■ Your objective ■
Take the records below and extract, word for word, the lines from the one containing "Convert this document image to plain text." through the final line, inclusive. Omit pictures.

[Dataset items]
· · · · ·
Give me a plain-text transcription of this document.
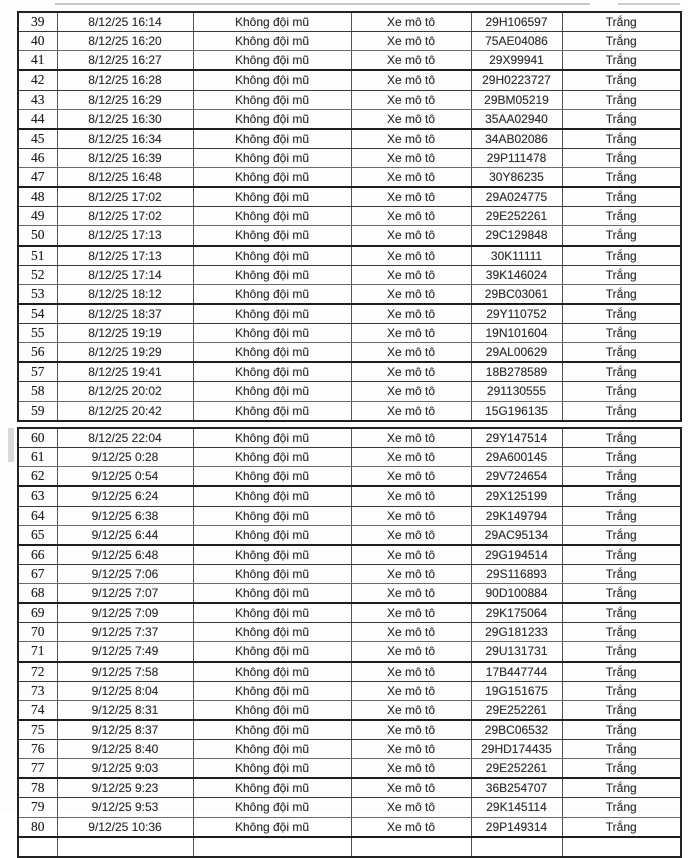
39	8/12/25 16:14	Không đội mũ	Xe mô tô	29H106597	Trắng
40	8/12/25 16:20	Không đội mũ	Xe mô tô	75AE04086	Trắng
41	8/12/25 16:27	Không đội mũ	Xe mô tô	29X99941	Trắng
42	8/12/25 16:28	Không đội mũ	Xe mô tô	29H0223727	Trắng
43	8/12/25 16:29	Không đội mũ	Xe mô tô	29BM05219	Trắng
44	8/12/25 16:30	Không đội mũ	Xe mô tô	35AA02940	Trắng
45	8/12/25 16:34	Không đội mũ	Xe mô tô	34AB02086	Trắng
46	8/12/25 16:39	Không đội mũ	Xe mô tô	29P111478	Trắng
47	8/12/25 16:48	Không đội mũ	Xe mô tô	30Y86235	Trắng
48	8/12/25 17:02	Không đội mũ	Xe mô tô	29A024775	Trắng
49	8/12/25 17:02	Không đội mũ	Xe mô tô	29E252261	Trắng
50	8/12/25 17:13	Không đội mũ	Xe mô tô	29C129848	Trắng
51	8/12/25 17:13	Không đội mũ	Xe mô tô	30K11111	Trắng
52	8/12/25 17:14	Không đội mũ	Xe mô tô	39K146024	Trắng
53	8/12/25 18:12	Không đội mũ	Xe mô tô	29BC03061	Trắng
54	8/12/25 18:37	Không đội mũ	Xe mô tô	29Y110752	Trắng
55	8/12/25 19:19	Không đội mũ	Xe mô tô	19N101604	Trắng
56	8/12/25 19:29	Không đội mũ	Xe mô tô	29AL00629	Trắng
57	8/12/25 19:41	Không đội mũ	Xe mô tô	18B278589	Trắng
58	8/12/25 20:02	Không đội mũ	Xe mô tô	291130555	Trắng
59	8/12/25 20:42	Không đội mũ	Xe mô tô	15G196135	Trắng
60	8/12/25 22:04	Không đội mũ	Xe mô tô	29Y147514	Trắng
61	9/12/25 0:28	Không đội mũ	Xe mô tô	29A600145	Trắng
62	9/12/25 0:54	Không đội mũ	Xe mô tô	29V724654	Trắng
63	9/12/25 6:24	Không đội mũ	Xe mô tô	29X125199	Trắng
64	9/12/25 6:38	Không đội mũ	Xe mô tô	29K149794	Trắng
65	9/12/25 6:44	Không đội mũ	Xe mô tô	29AC95134	Trắng
66	9/12/25 6:48	Không đội mũ	Xe mô tô	29G194514	Trắng
67	9/12/25 7:06	Không đội mũ	Xe mô tô	29S116893	Trắng
68	9/12/25 7:07	Không đội mũ	Xe mô tô	90D100884	Trắng
69	9/12/25 7:09	Không đội mũ	Xe mô tô	29K175064	Trắng
70	9/12/25 7:37	Không đội mũ	Xe mô tô	29G181233	Trắng
71	9/12/25 7:49	Không đội mũ	Xe mô tô	29U131731	Trắng
72	9/12/25 7:58	Không đội mũ	Xe mô tô	17B447744	Trắng
73	9/12/25 8:04	Không đội mũ	Xe mô tô	19G151675	Trắng
74	9/12/25 8:31	Không đội mũ	Xe mô tô	29E252261	Trắng
75	9/12/25 8:37	Không đội mũ	Xe mô tô	29BC06532	Trắng
76	9/12/25 8:40	Không đội mũ	Xe mô tô	29HD174435	Trắng
77	9/12/25 9:03	Không đội mũ	Xe mô tô	29E252261	Trắng
78	9/12/25 9:23	Không đội mũ	Xe mô tô	36B254707	Trắng
79	9/12/25 9:53	Không đội mũ	Xe mô tô	29K145114	Trắng
80	9/12/25 10:36	Không đội mũ	Xe mô tô	29P149314	Trắng
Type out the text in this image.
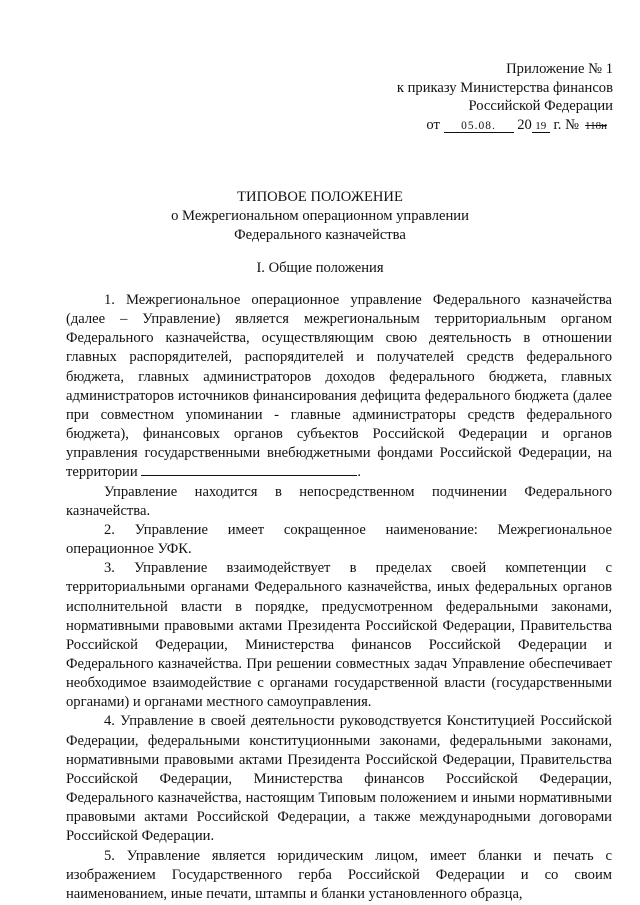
Приложение № 1
к приказу Министерства финансов
Российской Федерации
от 05.08. 20 19 г. № 118н
ТИПОВОЕ ПОЛОЖЕНИЕ
о Межрегиональном операционном управлении
Федерального казначейства
I. Общие положения

1. Межрегиональное операционное управление Федерального казначейства (далее – Управление) является межрегиональным территориальным органом Федерального казначейства, осуществляющим свою деятельность в отношении главных распорядителей, распорядителей и получателей средств федерального бюджета, главных администраторов доходов федерального бюджета, главных администраторов источников финансирования дефицита федерального бюджета (далее при совместном упоминании - главные администраторы средств федерального бюджета), финансовых органов субъектов Российской Федерации и органов управления государственными внебюджетными фондами Российской Федерации, на территории	.

Управление находится в непосредственном подчинении Федерального казначейства.

2. Управление имеет сокращенное наименование: Межрегиональное операционное УФК.

3. Управление взаимодействует в пределах своей компетенции с территориальными органами Федерального казначейства, иных федеральных органов исполнительной власти в порядке, предусмотренном федеральными законами, нормативными правовыми актами Президента Российской Федерации, Правительства Российской Федерации, Министерства финансов Российской Федерации и Федерального казначейства. При решении совместных задач Управление обеспечивает необходимое взаимодействие с органами государственной власти (государственными органами) и органами местного самоуправления.

4. Управление в своей деятельности руководствуется Конституцией Российской Федерации, федеральными конституционными законами, федеральными законами, нормативными правовыми актами Президента Российской Федерации, Правительства Российской Федерации, Министерства финансов Российской Федерации, Федерального казначейства, настоящим Типовым положением и иными нормативными правовыми актами Российской Федерации, а также международными договорами Российской Федерации.

5. Управление является юридическим лицом, имеет бланки и печать с изображением Государственного герба Российской Федерации и со своим наименованием, иные печати, штампы и бланки установленного образца,
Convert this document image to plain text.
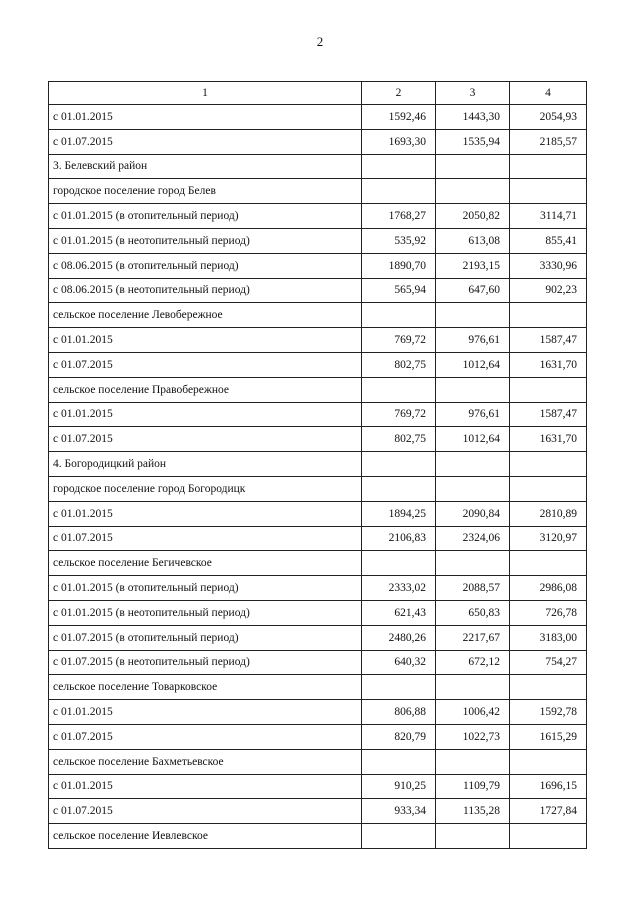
2
1	2	3	4
с 01.01.2015	1592,46	1443,30	2054,93
с 01.07.2015	1693,30	1535,94	2185,57
3. Белевский район			
городское поселение город Белев			
с 01.01.2015 (в отопительный период)	1768,27	2050,82	3114,71
с 01.01.2015 (в неотопительный период)	535,92	613,08	855,41
с 08.06.2015 (в отопительный период)	1890,70	2193,15	3330,96
с 08.06.2015 (в неотопительный период)	565,94	647,60	902,23
сельское поселение Левобережное			
с 01.01.2015	769,72	976,61	1587,47
с 01.07.2015	802,75	1012,64	1631,70
сельское поселение Правобережное			
с 01.01.2015	769,72	976,61	1587,47
с 01.07.2015	802,75	1012,64	1631,70
4. Богородицкий район			
городское поселение город Богородицк			
с 01.01.2015	1894,25	2090,84	2810,89
с 01.07.2015	2106,83	2324,06	3120,97
сельское поселение Бегичевское			
с 01.01.2015 (в отопительный период)	2333,02	2088,57	2986,08
с 01.01.2015 (в неотопительный период)	621,43	650,83	726,78
с 01.07.2015 (в отопительный период)	2480,26	2217,67	3183,00
с 01.07.2015 (в неотопительный период)	640,32	672,12	754,27
сельское поселение Товарковское			
с 01.01.2015	806,88	1006,42	1592,78
с 01.07.2015	820,79	1022,73	1615,29
сельское поселение Бахметьевское			
с 01.01.2015	910,25	1109,79	1696,15
с 01.07.2015	933,34	1135,28	1727,84
сельское поселение Иевлевское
· · · · ·
■ Written response ■
Convert this document image to plain text.
2
1	2	3	4
с 01.01.2015	1592,46	1443,30	2054,93
с 01.07.2015	1693,30	1535,94	2185,57
3. Белевский район			
городское поселение город Белев			
с 01.01.2015 (в отопительный период)	1768,27	2050,82	3114,71
с 01.01.2015 (в неотопительный период)	535,92	613,08	855,41
с 08.06.2015 (в отопительный период)	1890,70	2193,15	3330,96
с 08.06.2015 (в неотопительный период)	565,94	647,60	902,23
сельское поселение Левобережное			
с 01.01.2015	769,72	976,61	1587,47
с 01.07.2015	802,75	1012,64	1631,70
сельское поселение Правобережное			
с 01.01.2015	769,72	976,61	1587,47
с 01.07.2015	802,75	1012,64	1631,70
4. Богородицкий район			
городское поселение город Богородицк			
с 01.01.2015	1894,25	2090,84	2810,89
с 01.07.2015	2106,83	2324,06	3120,97
сельское поселение Бегичевское			
с 01.01.2015 (в отопительный период)	2333,02	2088,57	2986,08
с 01.01.2015 (в неотопительный период)	621,43	650,83	726,78
с 01.07.2015 (в отопительный период)	2480,26	2217,67	3183,00
с 01.07.2015 (в неотопительный период)	640,32	672,12	754,27
сельское поселение Товарковское			
с 01.01.2015	806,88	1006,42	1592,78
с 01.07.2015	820,79	1022,73	1615,29
сельское поселение Бахметьевское			
с 01.01.2015	910,25	1109,79	1696,15
с 01.07.2015	933,34	1135,28	1727,84
сельское поселение Иевлевское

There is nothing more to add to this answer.